* Problem to solve: Are you able to quote each entry exactly as written?

* Information supplied:
------------------------
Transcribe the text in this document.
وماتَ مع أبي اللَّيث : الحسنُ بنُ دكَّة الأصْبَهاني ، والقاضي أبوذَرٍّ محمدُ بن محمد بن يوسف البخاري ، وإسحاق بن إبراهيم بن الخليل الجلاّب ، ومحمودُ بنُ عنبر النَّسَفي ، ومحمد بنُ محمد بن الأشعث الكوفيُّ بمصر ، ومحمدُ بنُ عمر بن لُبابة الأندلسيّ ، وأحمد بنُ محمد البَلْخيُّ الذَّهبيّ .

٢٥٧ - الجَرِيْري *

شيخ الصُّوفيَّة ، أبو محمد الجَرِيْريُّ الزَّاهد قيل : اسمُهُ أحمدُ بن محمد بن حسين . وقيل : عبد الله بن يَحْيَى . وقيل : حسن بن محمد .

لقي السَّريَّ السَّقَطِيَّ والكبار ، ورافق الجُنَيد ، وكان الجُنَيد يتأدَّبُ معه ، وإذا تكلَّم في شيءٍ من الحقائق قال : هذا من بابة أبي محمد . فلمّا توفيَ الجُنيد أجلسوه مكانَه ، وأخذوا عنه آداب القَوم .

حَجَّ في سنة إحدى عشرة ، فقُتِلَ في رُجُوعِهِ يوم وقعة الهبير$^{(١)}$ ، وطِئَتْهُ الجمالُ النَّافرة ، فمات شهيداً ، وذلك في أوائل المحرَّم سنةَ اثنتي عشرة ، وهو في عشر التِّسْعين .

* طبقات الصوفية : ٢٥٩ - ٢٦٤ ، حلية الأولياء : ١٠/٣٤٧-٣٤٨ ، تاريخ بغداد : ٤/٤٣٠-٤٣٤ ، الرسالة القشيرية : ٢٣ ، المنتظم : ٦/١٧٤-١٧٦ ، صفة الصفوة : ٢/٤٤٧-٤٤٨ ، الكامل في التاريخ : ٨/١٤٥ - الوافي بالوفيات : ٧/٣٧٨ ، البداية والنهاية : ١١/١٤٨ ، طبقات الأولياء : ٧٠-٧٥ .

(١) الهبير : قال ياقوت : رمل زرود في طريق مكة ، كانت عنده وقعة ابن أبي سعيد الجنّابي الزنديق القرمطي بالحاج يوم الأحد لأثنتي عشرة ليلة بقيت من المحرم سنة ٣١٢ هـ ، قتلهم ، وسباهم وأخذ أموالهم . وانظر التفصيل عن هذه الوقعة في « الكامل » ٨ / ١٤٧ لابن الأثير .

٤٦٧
------------------------
* Answer for the task:
Transcribe the text in this document.
وماتَ مع أبي اللَّيث : الحسنُ بنُ دكَّة الأصْبَهاني ، والقاضي أبوذَرٍّ محمدُ بن محمد بن يوسف البخاري ، وإسحاق بن إبراهيم بن الخليل الجلاّب ، ومحمودُ بنُ عنبر النَّسَفي ، ومحمد بنُ محمد بن الأشعث الكوفيُّ بمصر ، ومحمدُ بنُ عمر بن لُبابة الأندلسيّ ، وأحمد بنُ محمد البَلْخيُّ الذَّهبيّ .

٢٥٧ - الجَرِيْري *

شيخ الصُّوفيَّة ، أبو محمد الجَرِيْريُّ الزَّاهد قيل : اسمُهُ أحمدُ بن محمد بن حسين . وقيل : عبد الله بن يَحْيَى . وقيل : حسن بن محمد .

لقي السَّريَّ السَّقَطِيَّ والكبار ، ورافق الجُنَيد ، وكان الجُنَيد يتأدَّبُ معه ، وإذا تكلَّم في شيءٍ من الحقائق قال : هذا من بابة أبي محمد . فلمّا توفيَ الجُنيد أجلسوه مكانَه ، وأخذوا عنه آداب القَوم .

حَجَّ في سنة إحدى عشرة ، فقُتِلَ في رُجُوعِهِ يوم وقعة الهبير$^{(١)}$ ، وطِئَتْهُ الجمالُ النَّافرة ، فمات شهيداً ، وذلك في أوائل المحرَّم سنةَ اثنتي عشرة ، وهو في عشر التِّسْعين .

* طبقات الصوفية : ٢٥٩ - ٢٦٤ ، حلية الأولياء : ١٠/٣٤٧-٣٤٨ ، تاريخ بغداد : ٤/٤٣٠-٤٣٤ ، الرسالة القشيرية : ٢٣ ، المنتظم : ٦/١٧٤-١٧٦ ، صفة الصفوة : ٢/٤٤٧-٤٤٨ ، الكامل في التاريخ : ٨/١٤٥ - الوافي بالوفيات : ٧/٣٧٨ ، البداية والنهاية : ١١/١٤٨ ، طبقات الأولياء : ٧٠-٧٥ .

(١) الهبير : قال ياقوت : رمل زرود في طريق مكة ، كانت عنده وقعة ابن أبي سعيد الجنّابي الزنديق القرمطي بالحاج يوم الأحد لأثنتي عشرة ليلة بقيت من المحرم سنة ٣١٢ هـ ، قتلهم ، وسباهم وأخذ أموالهم . وانظر التفصيل عن هذه الوقعة في « الكامل » ٨ / ١٤٧ لابن الأثير .

٤٦٧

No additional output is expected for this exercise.